▸ **READING PASSAGE**
>> Start

In 1968, with the death of the last of the Henriques, João Joaquim Henriques, aka “João de Belém”, and the fact of not having any successors, the company was inherited by his three friends and collaborators: Alberto Nascimento Jardim, Peter Cossart (which has performed 53 harvests in the company) and Carlos Nunes Pereira.

In June 1992, a huge investment was made in the construction of new facilities in Câmara dos Lobos as well as new vinification center in Quinta Grande where in 1995 a new 10 hectares vineyard was planted. This makes H&H one of the few Madeira’s wine producers to own its own vines.

Peter Cossart’s son, John Cossart, was the one who took hold of the company’s management but would end passing away in 2008. Recently the French multinational La Martiniquaise (Justino’s Madeira owner) became the main shareholder of H&H. The former now holds 70% of Madeira wine total production and Dr. Humberto Jardim is still a C.E.O. in H&H.

>> End

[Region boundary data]
>> Start

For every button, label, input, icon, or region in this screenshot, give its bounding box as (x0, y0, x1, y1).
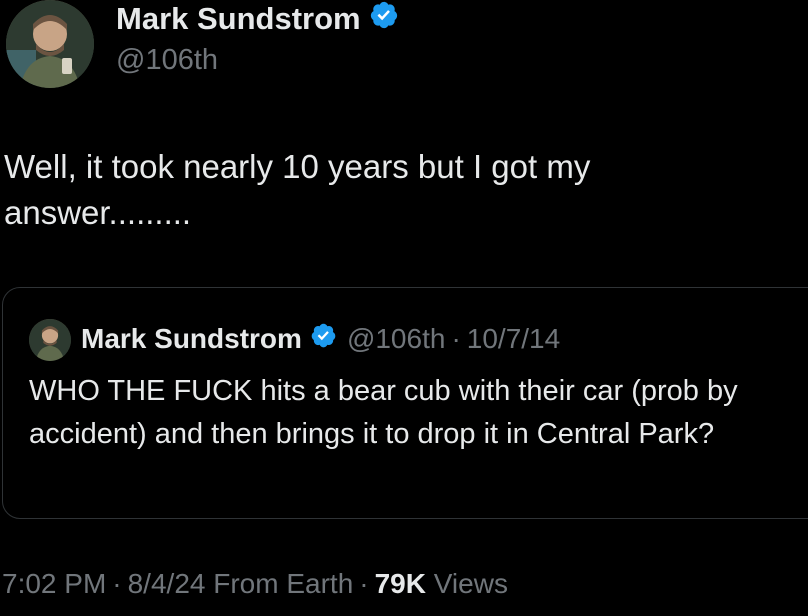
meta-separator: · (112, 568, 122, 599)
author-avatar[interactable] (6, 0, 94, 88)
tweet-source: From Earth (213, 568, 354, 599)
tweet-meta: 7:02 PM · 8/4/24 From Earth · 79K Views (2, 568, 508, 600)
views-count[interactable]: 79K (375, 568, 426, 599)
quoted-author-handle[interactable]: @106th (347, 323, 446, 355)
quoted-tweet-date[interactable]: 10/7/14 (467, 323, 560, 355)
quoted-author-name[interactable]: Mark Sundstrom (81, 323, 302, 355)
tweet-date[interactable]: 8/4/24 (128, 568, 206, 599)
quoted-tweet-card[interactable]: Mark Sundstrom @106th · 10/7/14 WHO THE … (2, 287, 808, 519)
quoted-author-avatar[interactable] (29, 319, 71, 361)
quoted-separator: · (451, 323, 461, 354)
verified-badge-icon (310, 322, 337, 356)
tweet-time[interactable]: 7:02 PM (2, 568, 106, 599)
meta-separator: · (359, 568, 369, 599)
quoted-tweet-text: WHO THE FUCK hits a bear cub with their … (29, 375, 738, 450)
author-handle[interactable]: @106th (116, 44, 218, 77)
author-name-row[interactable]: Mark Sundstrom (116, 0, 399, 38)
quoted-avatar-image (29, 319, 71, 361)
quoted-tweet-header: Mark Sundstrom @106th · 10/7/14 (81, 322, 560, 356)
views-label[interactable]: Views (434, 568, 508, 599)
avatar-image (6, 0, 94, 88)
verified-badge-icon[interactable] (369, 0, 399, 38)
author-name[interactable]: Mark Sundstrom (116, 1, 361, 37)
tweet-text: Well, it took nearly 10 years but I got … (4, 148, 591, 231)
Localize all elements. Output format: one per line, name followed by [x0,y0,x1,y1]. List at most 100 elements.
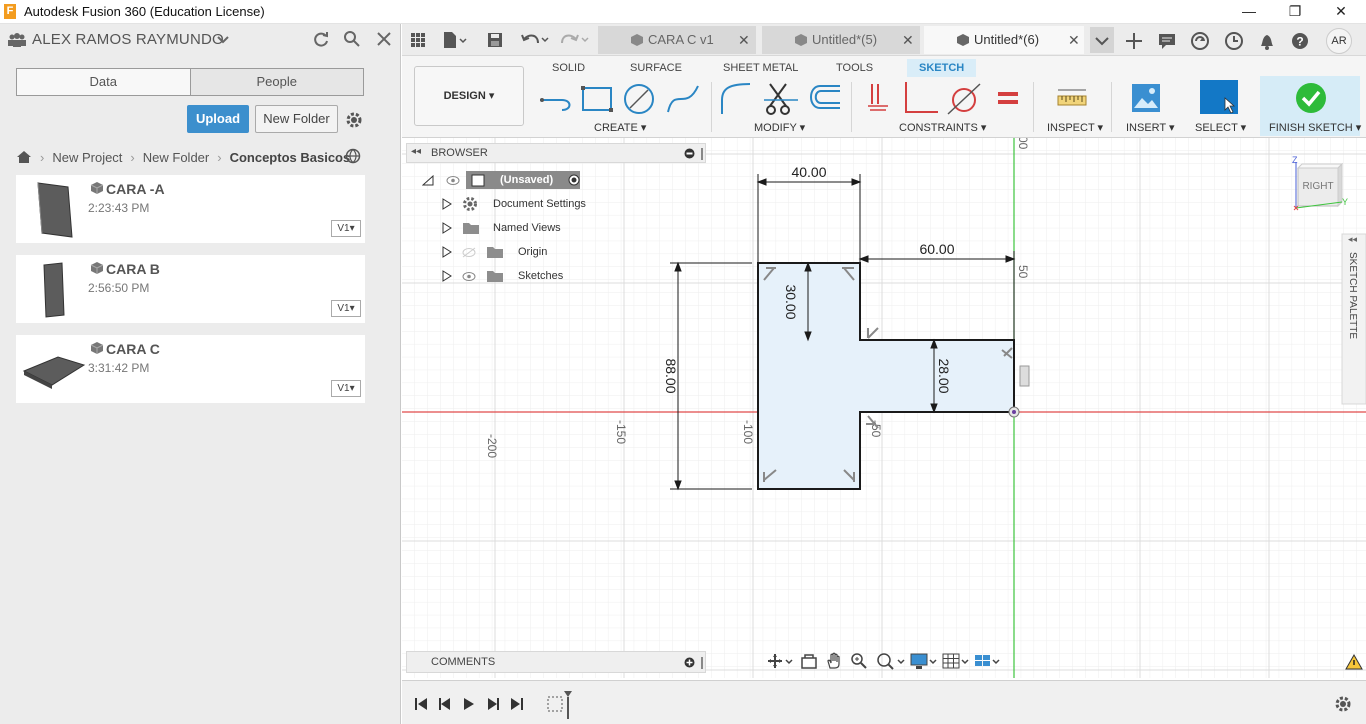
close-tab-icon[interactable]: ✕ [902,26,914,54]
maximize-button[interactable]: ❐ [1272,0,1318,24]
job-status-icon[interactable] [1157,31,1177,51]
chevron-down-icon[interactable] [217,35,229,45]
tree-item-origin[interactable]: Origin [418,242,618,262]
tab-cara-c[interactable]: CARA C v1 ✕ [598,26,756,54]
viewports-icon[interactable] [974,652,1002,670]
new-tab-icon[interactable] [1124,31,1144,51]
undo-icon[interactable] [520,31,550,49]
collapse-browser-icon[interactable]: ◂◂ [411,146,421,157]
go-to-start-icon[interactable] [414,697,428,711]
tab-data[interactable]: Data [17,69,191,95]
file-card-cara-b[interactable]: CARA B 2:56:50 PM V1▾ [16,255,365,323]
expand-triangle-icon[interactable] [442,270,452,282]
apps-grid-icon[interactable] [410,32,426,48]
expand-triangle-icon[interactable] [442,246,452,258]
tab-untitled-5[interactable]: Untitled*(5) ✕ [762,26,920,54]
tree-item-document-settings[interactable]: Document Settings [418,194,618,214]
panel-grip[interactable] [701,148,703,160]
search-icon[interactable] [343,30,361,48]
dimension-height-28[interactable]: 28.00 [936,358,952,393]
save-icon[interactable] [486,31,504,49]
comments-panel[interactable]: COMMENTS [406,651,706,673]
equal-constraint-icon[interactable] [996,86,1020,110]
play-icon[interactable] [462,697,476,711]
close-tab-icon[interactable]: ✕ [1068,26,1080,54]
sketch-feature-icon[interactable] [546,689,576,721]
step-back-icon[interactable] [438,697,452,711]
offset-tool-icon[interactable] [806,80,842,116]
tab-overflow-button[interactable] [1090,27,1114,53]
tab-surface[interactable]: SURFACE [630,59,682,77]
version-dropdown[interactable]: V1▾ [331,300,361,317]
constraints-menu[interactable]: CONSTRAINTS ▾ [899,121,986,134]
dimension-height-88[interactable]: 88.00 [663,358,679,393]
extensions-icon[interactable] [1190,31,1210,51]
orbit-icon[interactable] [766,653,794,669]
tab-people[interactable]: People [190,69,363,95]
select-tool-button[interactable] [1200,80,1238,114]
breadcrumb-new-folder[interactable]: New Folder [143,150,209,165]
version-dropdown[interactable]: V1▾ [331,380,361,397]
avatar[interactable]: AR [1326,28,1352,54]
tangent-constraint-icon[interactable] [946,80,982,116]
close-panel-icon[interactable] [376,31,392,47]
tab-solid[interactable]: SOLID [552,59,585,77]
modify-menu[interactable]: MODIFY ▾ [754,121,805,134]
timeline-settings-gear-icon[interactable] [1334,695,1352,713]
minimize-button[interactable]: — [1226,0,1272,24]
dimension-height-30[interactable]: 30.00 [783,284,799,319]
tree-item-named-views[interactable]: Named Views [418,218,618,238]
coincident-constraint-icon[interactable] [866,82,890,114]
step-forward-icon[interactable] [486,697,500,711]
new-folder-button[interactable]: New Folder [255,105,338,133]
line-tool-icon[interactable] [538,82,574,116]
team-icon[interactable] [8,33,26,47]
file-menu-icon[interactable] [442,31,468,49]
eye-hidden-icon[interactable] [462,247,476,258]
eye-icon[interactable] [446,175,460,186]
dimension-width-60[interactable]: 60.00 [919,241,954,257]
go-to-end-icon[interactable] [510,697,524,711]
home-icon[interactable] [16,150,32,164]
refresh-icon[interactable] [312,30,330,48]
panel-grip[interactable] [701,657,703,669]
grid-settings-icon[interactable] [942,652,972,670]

>> End

▸ **EXERCISE TASKS**
a - Answer these questions using the H&H company history:
(i) By what nickname was João Joaquim Henriques known?
(ii) In what year was the new 10-hectare vineyard planted in Quinta Grande?
(iii) Who took hold of the company's management?
b - According to the H&H company history, why was the company inherited in 1968 by Alberto Nascimento Jardim, Peter Cossart and Carlos Nunes Pereira?
c - Decide whether each statement agrees with the H&H company history. Answer yes or no, and quote the words that decide it.
(i) The new facilities in Câmara dos Lobos were built with a huge investment made in June 1992.
(ii) Peter Cossart performed 35 harvests in the company.
(iii) John Cossart died in 2008.
The region boundary data are separate from the H&H company history.

▸ **THE ANSWERS**
a -
(i) "João de Belém"
(ii) 1995
(iii) John Cossart, Peter Cossart's son

b - João Joaquim Henriques, the last of the Henriques, died in 1968 and had no successors. The company therefore passed to these three men, who were his friends and collaborators.

c -
(i) Yes: "In June 1992, a huge investment was made in the construction of new facilities in Câmara dos Lobos"
(ii) No: "which has performed 53 harvests in the company"
(iii) Yes: "would end passing away in 2008"